Give only the count of lines containing "også".

— Start —

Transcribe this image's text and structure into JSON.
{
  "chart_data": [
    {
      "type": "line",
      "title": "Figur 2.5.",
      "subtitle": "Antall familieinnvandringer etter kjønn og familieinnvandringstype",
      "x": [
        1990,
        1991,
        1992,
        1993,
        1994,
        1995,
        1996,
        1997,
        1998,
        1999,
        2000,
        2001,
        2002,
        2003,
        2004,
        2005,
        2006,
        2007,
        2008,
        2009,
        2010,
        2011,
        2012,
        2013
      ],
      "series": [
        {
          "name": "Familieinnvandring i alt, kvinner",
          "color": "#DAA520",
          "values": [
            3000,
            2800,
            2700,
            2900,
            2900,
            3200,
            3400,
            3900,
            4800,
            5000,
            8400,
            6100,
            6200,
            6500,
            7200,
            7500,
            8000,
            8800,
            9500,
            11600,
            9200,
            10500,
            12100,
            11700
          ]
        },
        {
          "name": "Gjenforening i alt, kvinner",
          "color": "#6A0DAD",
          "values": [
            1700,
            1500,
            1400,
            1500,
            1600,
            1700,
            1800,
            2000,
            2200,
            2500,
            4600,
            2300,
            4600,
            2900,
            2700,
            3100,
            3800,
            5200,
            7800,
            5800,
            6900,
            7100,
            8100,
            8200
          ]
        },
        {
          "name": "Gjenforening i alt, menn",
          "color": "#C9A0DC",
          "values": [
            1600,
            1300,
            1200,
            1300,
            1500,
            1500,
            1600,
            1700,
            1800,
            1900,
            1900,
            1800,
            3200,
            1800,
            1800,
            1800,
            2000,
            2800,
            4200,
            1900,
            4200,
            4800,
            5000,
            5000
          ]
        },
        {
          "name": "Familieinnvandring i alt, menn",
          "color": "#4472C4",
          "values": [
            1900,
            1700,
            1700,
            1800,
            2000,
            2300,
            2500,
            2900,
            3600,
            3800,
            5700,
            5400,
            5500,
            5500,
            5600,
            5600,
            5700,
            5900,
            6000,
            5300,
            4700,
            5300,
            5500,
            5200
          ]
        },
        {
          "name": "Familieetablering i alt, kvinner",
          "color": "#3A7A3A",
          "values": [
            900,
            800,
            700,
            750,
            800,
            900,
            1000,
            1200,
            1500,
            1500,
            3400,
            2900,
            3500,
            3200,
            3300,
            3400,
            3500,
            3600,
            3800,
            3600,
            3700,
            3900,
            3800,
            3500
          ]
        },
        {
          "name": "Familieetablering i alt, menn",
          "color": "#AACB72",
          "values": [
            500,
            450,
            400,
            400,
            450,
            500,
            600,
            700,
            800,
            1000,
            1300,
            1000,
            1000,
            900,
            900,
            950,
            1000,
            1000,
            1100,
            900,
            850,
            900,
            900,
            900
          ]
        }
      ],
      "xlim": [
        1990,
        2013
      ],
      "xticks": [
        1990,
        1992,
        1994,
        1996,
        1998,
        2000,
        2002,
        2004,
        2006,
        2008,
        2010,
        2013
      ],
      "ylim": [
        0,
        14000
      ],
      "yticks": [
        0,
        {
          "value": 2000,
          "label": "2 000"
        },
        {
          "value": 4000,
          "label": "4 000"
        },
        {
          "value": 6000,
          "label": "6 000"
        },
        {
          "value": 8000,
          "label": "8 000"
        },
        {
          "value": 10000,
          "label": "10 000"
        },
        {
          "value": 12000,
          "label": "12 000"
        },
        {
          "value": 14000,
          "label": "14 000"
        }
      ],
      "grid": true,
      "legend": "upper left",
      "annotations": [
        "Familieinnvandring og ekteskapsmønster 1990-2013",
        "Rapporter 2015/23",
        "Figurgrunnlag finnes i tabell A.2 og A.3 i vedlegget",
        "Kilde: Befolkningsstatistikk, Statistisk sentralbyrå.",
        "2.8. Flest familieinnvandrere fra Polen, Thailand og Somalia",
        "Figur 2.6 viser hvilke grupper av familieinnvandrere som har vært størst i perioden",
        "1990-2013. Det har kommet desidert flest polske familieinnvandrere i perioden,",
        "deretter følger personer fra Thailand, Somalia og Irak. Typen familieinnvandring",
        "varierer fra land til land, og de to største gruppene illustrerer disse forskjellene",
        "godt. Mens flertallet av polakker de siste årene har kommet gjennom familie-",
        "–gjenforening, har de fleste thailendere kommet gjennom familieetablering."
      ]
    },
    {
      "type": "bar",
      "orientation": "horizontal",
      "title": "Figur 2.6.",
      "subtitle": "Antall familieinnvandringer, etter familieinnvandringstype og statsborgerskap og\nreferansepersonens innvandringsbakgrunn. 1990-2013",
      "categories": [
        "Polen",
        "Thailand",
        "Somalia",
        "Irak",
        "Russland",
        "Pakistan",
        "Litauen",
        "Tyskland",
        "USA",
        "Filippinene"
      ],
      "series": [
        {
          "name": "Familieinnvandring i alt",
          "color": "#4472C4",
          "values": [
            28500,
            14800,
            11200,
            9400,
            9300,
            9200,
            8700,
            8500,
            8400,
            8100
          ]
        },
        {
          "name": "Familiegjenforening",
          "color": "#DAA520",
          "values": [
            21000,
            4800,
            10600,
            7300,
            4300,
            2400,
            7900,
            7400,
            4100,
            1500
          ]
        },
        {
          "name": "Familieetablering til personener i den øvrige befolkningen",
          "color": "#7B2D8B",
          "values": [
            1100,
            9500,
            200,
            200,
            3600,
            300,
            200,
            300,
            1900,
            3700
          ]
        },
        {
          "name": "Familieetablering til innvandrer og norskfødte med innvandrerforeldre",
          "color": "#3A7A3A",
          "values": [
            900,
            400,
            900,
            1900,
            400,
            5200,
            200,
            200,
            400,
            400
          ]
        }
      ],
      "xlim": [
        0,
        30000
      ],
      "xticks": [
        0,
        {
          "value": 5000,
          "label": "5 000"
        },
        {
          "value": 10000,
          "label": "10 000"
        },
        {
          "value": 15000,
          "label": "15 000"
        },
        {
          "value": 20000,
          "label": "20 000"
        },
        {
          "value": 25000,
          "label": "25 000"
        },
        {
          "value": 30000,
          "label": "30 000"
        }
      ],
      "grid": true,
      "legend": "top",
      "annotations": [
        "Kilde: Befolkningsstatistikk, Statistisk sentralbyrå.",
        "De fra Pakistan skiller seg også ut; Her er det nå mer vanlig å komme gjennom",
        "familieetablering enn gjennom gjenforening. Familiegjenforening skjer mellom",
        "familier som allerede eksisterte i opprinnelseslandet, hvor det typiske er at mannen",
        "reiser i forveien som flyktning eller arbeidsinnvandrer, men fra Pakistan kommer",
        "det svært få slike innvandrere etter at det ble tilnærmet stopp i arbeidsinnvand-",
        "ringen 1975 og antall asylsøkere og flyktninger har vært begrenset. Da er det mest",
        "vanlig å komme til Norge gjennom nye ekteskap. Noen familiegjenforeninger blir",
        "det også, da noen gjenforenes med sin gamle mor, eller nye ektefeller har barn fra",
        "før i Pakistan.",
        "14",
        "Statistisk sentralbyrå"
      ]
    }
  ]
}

— End —

#### [SOLVED EXERCISE]
2